— START OF Provided material —

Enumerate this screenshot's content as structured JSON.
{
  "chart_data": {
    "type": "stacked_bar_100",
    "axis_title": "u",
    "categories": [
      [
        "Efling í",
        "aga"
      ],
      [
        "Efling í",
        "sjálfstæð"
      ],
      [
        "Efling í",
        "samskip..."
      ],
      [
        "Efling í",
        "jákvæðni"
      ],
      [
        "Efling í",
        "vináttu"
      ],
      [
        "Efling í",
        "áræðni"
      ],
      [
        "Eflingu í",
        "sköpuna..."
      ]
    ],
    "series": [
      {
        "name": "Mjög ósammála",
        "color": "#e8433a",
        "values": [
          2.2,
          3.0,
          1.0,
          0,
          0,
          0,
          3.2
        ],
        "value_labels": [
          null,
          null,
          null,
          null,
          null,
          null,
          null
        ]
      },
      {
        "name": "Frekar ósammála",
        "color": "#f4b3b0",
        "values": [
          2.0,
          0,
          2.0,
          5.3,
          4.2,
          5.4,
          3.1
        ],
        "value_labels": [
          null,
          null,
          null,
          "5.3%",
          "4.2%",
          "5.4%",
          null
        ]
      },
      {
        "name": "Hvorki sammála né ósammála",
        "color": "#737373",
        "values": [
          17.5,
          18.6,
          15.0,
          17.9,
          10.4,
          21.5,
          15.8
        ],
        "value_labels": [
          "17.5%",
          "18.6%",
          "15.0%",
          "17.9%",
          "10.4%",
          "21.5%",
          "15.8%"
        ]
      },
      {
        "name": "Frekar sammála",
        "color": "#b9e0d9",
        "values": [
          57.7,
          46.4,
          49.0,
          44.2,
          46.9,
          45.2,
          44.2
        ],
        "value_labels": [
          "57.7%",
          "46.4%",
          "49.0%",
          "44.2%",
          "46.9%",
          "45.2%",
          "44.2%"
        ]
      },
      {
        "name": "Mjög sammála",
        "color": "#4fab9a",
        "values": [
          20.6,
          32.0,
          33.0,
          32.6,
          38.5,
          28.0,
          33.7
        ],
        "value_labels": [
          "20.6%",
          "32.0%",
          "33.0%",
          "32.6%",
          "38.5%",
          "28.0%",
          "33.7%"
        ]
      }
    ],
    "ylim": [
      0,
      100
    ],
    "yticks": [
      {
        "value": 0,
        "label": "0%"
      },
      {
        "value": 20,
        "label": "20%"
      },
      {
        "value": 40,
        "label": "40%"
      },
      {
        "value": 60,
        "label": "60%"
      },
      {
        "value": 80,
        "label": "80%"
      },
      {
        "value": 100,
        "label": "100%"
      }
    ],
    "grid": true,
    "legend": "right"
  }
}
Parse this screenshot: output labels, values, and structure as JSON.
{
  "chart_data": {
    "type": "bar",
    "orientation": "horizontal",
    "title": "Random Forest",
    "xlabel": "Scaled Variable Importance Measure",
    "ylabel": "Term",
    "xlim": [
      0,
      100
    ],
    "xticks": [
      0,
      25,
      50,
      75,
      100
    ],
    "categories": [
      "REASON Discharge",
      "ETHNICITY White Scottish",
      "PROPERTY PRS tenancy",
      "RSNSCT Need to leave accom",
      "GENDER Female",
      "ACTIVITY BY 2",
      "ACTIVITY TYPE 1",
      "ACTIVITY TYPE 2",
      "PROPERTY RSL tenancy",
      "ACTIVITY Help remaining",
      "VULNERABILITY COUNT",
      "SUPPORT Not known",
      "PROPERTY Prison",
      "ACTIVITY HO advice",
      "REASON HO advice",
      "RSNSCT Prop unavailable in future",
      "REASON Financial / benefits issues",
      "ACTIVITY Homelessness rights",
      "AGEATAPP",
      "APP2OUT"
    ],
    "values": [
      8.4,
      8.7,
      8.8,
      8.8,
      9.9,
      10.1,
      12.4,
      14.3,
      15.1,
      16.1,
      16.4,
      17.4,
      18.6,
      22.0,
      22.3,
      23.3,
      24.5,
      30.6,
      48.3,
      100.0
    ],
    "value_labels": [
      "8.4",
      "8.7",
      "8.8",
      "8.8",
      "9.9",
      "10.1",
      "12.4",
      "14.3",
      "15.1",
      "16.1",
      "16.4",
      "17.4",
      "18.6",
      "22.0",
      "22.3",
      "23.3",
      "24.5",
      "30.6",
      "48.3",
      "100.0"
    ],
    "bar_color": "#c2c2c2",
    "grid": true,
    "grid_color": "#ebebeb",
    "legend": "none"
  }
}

— END OF Provided material —

#### The request:
Exactly how many lines in the data above contain the word "ósammála"? Respond with the number and nothing more.

#### Task answer:
3